** begin Data lines **

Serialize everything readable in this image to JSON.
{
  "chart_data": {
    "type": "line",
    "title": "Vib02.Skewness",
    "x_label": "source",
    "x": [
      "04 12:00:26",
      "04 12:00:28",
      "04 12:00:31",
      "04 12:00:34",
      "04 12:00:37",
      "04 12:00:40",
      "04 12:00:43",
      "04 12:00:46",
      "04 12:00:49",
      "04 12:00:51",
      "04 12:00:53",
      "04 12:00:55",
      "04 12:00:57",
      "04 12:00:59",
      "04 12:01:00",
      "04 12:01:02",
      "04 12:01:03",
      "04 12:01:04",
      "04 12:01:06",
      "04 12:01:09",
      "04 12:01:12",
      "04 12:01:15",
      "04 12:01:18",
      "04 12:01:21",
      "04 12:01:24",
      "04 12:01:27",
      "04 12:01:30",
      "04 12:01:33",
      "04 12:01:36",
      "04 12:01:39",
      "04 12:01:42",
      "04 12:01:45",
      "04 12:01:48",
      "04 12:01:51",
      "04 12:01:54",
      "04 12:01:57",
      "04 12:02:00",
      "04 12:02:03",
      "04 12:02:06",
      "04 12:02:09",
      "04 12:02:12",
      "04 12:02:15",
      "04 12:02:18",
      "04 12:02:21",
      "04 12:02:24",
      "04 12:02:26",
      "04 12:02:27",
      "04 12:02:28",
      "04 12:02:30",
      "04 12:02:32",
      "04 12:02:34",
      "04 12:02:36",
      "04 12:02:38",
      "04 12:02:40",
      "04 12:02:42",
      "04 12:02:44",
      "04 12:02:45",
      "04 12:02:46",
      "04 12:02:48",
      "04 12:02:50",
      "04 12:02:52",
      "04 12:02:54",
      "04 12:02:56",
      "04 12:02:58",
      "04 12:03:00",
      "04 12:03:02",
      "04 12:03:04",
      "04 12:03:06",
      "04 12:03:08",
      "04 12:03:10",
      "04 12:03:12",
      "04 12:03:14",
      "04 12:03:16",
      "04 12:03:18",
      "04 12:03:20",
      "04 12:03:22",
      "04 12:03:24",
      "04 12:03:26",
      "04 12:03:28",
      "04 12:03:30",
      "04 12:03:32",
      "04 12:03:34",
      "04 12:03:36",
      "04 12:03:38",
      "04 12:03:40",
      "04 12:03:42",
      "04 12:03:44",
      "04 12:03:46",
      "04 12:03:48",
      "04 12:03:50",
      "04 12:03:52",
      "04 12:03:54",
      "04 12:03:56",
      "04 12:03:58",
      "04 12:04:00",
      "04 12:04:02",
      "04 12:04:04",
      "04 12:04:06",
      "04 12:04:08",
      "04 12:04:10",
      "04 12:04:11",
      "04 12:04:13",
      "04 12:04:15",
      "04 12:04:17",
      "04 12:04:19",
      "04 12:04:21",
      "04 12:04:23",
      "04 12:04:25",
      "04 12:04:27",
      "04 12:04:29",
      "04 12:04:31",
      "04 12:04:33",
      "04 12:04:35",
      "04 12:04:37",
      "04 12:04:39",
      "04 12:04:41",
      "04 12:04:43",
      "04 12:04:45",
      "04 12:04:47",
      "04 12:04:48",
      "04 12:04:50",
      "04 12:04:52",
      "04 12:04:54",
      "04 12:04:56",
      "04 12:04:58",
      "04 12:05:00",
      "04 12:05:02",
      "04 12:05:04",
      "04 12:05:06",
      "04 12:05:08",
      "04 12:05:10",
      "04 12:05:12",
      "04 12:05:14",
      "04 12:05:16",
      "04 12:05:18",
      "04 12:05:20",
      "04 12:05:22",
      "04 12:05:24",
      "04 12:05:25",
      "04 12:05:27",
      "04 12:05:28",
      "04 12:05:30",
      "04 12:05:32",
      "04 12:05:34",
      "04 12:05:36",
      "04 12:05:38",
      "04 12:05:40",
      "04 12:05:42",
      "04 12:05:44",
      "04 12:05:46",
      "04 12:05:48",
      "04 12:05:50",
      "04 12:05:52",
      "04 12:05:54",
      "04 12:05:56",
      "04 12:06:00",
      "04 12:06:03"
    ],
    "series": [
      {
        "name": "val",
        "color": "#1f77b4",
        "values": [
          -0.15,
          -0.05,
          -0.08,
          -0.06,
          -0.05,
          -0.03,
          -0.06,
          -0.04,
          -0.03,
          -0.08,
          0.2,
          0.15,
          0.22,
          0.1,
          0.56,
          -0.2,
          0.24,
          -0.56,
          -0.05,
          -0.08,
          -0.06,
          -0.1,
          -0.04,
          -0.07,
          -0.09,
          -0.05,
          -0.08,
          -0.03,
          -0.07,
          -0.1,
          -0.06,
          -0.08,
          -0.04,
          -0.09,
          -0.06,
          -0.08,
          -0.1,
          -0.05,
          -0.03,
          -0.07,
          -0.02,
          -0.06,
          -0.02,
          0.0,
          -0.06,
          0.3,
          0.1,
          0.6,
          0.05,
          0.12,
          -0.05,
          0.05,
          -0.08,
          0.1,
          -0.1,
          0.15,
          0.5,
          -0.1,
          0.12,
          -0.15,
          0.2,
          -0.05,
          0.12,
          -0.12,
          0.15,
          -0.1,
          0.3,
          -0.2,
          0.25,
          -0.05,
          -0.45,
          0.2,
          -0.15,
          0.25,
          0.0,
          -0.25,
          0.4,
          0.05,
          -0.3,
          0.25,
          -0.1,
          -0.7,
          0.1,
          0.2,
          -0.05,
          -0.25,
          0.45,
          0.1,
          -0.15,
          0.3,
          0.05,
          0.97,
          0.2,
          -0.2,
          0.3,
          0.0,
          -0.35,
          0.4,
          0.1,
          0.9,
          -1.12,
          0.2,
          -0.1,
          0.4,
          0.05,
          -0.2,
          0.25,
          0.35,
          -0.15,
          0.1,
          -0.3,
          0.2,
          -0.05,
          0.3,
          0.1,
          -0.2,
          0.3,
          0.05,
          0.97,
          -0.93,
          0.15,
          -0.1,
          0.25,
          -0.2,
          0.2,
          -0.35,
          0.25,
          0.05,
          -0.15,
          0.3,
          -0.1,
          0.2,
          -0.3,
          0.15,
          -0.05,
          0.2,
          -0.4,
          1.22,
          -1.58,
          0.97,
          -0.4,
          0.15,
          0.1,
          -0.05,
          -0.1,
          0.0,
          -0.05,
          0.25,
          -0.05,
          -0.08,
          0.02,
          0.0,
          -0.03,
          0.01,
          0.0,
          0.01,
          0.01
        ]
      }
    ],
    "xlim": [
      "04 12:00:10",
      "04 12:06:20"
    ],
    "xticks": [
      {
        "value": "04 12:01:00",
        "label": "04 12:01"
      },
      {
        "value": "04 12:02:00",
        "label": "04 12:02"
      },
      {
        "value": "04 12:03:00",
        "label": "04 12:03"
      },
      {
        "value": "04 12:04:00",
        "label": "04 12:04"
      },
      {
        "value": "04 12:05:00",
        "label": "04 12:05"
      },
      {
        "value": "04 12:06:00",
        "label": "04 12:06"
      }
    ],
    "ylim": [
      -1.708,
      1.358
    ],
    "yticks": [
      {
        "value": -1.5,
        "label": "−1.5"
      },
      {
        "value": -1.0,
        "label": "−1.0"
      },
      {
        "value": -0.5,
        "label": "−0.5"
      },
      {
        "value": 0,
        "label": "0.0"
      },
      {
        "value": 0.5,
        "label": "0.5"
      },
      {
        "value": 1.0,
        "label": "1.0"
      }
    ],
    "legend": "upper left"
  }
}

** end Data lines **

## Exercise task
Retype all the material above precisely, with no line left out.

## Solution below
Serialize everything readable in this image to JSON.
{
  "chart_data": {
    "type": "line",
    "title": "Vib02.Skewness",
    "x_label": "source",
    "x": [
      "04 12:00:26",
      "04 12:00:28",
      "04 12:00:31",
      "04 12:00:34",
      "04 12:00:37",
      "04 12:00:40",
      "04 12:00:43",
      "04 12:00:46",
      "04 12:00:49",
      "04 12:00:51",
      "04 12:00:53",
      "04 12:00:55",
      "04 12:00:57",
      "04 12:00:59",
      "04 12:01:00",
      "04 12:01:02",
      "04 12:01:03",
      "04 12:01:04",
      "04 12:01:06",
      "04 12:01:09",
      "04 12:01:12",
      "04 12:01:15",
      "04 12:01:18",
      "04 12:01:21",
      "04 12:01:24",
      "04 12:01:27",
      "04 12:01:30",
      "04 12:01:33",
      "04 12:01:36",
      "04 12:01:39",
      "04 12:01:42",
      "04 12:01:45",
      "04 12:01:48",
      "04 12:01:51",
      "04 12:01:54",
      "04 12:01:57",
      "04 12:02:00",
      "04 12:02:03",
      "04 12:02:06",
      "04 12:02:09",
      "04 12:02:12",
      "04 12:02:15",
      "04 12:02:18",
      "04 12:02:21",
      "04 12:02:24",
      "04 12:02:26",
      "04 12:02:27",
      "04 12:02:28",
      "04 12:02:30",
      "04 12:02:32",
      "04 12:02:34",
      "04 12:02:36",
      "04 12:02:38",
      "04 12:02:40",
      "04 12:02:42",
      "04 12:02:44",
      "04 12:02:45",
      "04 12:02:46",
      "04 12:02:48",
      "04 12:02:50",
      "04 12:02:52",
      "04 12:02:54",
      "04 12:02:56",
      "04 12:02:58",
      "04 12:03:00",
      "04 12:03:02",
      "04 12:03:04",
      "04 12:03:06",
      "04 12:03:08",
      "04 12:03:10",
      "04 12:03:12",
      "04 12:03:14",
      "04 12:03:16",
      "04 12:03:18",
      "04 12:03:20",
      "04 12:03:22",
      "04 12:03:24",
      "04 12:03:26",
      "04 12:03:28",
      "04 12:03:30",
      "04 12:03:32",
      "04 12:03:34",
      "04 12:03:36",
      "04 12:03:38",
      "04 12:03:40",
      "04 12:03:42",
      "04 12:03:44",
      "04 12:03:46",
      "04 12:03:48",
      "04 12:03:50",
      "04 12:03:52",
      "04 12:03:54",
      "04 12:03:56",
      "04 12:03:58",
      "04 12:04:00",
      "04 12:04:02",
      "04 12:04:04",
      "04 12:04:06",
      "04 12:04:08",
      "04 12:04:10",
      "04 12:04:11",
      "04 12:04:13",
      "04 12:04:15",
      "04 12:04:17",
      "04 12:04:19",
      "04 12:04:21",
      "04 12:04:23",
      "04 12:04:25",
      "04 12:04:27",
      "04 12:04:29",
      "04 12:04:31",
      "04 12:04:33",
      "04 12:04:35",
      "04 12:04:37",
      "04 12:04:39",
      "04 12:04:41",
      "04 12:04:43",
      "04 12:04:45",
      "04 12:04:47",
      "04 12:04:48",
      "04 12:04:50",
      "04 12:04:52",
      "04 12:04:54",
      "04 12:04:56",
      "04 12:04:58",
      "04 12:05:00",
      "04 12:05:02",
      "04 12:05:04",
      "04 12:05:06",
      "04 12:05:08",
      "04 12:05:10",
      "04 12:05:12",
      "04 12:05:14",
      "04 12:05:16",
      "04 12:05:18",
      "04 12:05:20",
      "04 12:05:22",
      "04 12:05:24",
      "04 12:05:25",
      "04 12:05:27",
      "04 12:05:28",
      "04 12:05:30",
      "04 12:05:32",
      "04 12:05:34",
      "04 12:05:36",
      "04 12:05:38",
      "04 12:05:40",
      "04 12:05:42",
      "04 12:05:44",
      "04 12:05:46",
      "04 12:05:48",
      "04 12:05:50",
      "04 12:05:52",
      "04 12:05:54",
      "04 12:05:56",
      "04 12:06:00",
      "04 12:06:03"
    ],
    "series": [
      {
        "name": "val",
        "color": "#1f77b4",
        "values": [
          -0.15,
          -0.05,
          -0.08,
          -0.06,
          -0.05,
          -0.03,
          -0.06,
          -0.04,
          -0.03,
          -0.08,
          0.2,
          0.15,
          0.22,
          0.1,
          0.56,
          -0.2,
          0.24,
          -0.56,
          -0.05,
          -0.08,
          -0.06,
          -0.1,
          -0.04,
          -0.07,
          -0.09,
          -0.05,
          -0.08,
          -0.03,
          -0.07,
          -0.1,
          -0.06,
          -0.08,
          -0.04,
          -0.09,
          -0.06,
          -0.08,
          -0.1,
          -0.05,
          -0.03,
          -0.07,
          -0.02,
          -0.06,
          -0.02,
          0.0,
          -0.06,
          0.3,
          0.1,
          0.6,
          0.05,
          0.12,
          -0.05,
          0.05,
          -0.08,
          0.1,
          -0.1,
          0.15,
          0.5,
          -0.1,
          0.12,
          -0.15,
          0.2,
          -0.05,
          0.12,
          -0.12,
          0.15,
          -0.1,
          0.3,
          -0.2,
          0.25,
          -0.05,
          -0.45,
          0.2,
          -0.15,
          0.25,
          0.0,
          -0.25,
          0.4,
          0.05,
          -0.3,
          0.25,
          -0.1,
          -0.7,
          0.1,
          0.2,
          -0.05,
          -0.25,
          0.45,
          0.1,
          -0.15,
          0.3,
          0.05,
          0.97,
          0.2,
          -0.2,
          0.3,
          0.0,
          -0.35,
          0.4,
          0.1,
          0.9,
          -1.12,
          0.2,
          -0.1,
          0.4,
          0.05,
          -0.2,
          0.25,
          0.35,
          -0.15,
          0.1,
          -0.3,
          0.2,
          -0.05,
          0.3,
          0.1,
          -0.2,
          0.3,
          0.05,
          0.97,
          -0.93,
          0.15,
          -0.1,
          0.25,
          -0.2,
          0.2,
          -0.35,
          0.25,
          0.05,
          -0.15,
          0.3,
          -0.1,
          0.2,
          -0.3,
          0.15,
          -0.05,
          0.2,
          -0.4,
          1.22,
          -1.58,
          0.97,
          -0.4,
          0.15,
          0.1,
          -0.05,
          -0.1,
          0.0,
          -0.05,
          0.25,
          -0.05,
          -0.08,
          0.02,
          0.0,
          -0.03,
          0.01,
          0.0,
          0.01,
          0.01
        ]
      }
    ],
    "xlim": [
      "04 12:00:10",
      "04 12:06:20"
    ],
    "xticks": [
      {
        "value": "04 12:01:00",
        "label": "04 12:01"
      },
      {
        "value": "04 12:02:00",
        "label": "04 12:02"
      },
      {
        "value": "04 12:03:00",
        "label": "04 12:03"
      },
      {
        "value": "04 12:04:00",
        "label": "04 12:04"
      },
      {
        "value": "04 12:05:00",
        "label": "04 12:05"
      },
      {
        "value": "04 12:06:00",
        "label": "04 12:06"
      }
    ],
    "ylim": [
      -1.708,
      1.358
    ],
    "yticks": [
      {
        "value": -1.5,
        "label": "−1.5"
      },
      {
        "value": -1.0,
        "label": "−1.0"
      },
      {
        "value": -0.5,
        "label": "−0.5"
      },
      {
        "value": 0,
        "label": "0.0"
      },
      {
        "value": 0.5,
        "label": "0.5"
      },
      {
        "value": 1.0,
        "label": "1.0"
      }
    ],
    "legend": "upper left"
  }
}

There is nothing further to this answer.